┌──

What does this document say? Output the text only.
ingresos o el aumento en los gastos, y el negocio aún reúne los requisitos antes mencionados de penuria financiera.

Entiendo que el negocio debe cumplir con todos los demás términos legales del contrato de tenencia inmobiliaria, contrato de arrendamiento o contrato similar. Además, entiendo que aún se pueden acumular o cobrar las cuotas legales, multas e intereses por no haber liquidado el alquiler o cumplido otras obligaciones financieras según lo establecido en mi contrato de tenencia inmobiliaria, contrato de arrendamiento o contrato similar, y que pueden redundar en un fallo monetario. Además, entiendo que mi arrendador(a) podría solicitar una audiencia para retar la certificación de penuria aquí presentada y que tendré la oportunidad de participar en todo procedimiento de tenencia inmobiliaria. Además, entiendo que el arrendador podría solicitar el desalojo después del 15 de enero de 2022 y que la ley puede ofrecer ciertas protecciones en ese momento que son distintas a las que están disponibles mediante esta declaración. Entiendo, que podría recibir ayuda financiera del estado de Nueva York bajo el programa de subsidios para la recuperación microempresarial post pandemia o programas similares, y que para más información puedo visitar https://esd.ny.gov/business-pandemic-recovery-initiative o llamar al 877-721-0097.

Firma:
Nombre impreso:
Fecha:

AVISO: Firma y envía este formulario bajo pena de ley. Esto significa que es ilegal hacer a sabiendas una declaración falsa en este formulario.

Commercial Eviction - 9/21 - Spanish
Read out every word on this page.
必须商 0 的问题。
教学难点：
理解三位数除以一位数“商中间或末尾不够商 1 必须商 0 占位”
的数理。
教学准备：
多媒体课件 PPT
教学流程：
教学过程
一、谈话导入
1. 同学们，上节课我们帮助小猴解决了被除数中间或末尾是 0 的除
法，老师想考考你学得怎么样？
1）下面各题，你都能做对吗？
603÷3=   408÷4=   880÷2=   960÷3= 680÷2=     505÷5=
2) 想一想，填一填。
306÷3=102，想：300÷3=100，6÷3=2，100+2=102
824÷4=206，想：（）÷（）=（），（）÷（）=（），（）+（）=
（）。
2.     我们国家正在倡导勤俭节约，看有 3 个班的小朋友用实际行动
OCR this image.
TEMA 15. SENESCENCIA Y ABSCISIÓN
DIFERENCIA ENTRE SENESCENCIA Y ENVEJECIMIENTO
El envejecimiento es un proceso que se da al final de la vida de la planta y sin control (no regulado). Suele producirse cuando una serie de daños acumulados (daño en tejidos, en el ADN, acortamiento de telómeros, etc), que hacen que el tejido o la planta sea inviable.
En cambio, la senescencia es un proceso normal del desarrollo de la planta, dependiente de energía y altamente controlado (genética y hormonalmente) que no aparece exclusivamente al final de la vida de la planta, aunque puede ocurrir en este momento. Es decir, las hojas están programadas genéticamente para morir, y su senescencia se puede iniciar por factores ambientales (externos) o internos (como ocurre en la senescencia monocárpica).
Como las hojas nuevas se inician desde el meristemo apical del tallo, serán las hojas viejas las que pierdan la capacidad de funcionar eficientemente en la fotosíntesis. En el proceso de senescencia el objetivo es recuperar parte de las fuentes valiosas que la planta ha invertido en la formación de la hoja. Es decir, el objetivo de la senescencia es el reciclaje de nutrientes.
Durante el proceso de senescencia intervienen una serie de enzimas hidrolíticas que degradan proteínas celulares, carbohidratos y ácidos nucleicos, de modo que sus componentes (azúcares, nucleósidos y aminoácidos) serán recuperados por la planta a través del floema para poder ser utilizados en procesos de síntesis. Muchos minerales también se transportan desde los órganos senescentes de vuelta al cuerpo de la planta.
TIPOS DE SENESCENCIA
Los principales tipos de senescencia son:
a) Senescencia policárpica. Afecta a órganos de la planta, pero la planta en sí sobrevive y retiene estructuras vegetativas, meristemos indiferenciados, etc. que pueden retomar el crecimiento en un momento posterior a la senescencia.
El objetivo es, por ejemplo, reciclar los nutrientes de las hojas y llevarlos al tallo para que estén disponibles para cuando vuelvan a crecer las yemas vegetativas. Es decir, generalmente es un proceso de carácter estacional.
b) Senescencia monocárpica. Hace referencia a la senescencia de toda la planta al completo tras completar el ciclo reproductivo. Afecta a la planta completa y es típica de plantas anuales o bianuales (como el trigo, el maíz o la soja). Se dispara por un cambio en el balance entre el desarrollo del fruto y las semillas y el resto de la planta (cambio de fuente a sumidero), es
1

└──

__Exercise directions__:
Collect each line holding the string "cuando".

__Task output__:
El envejecimiento es un proceso que se da al final de la vida de la planta y sin control (no regulado). Suele producirse cuando una serie de daños acumulados (daño en tejidos, en el ADN, acortamiento de telómeros, etc), que hacen que el tejido o la planta sea inviable.
El objetivo es, por ejemplo, reciclar los nutrientes de las hojas y llevarlos al tallo para que estén disponibles para cuando vuelvan a crecer las yemas vegetativas. Es decir, generalmente es un proceso de carácter estacional.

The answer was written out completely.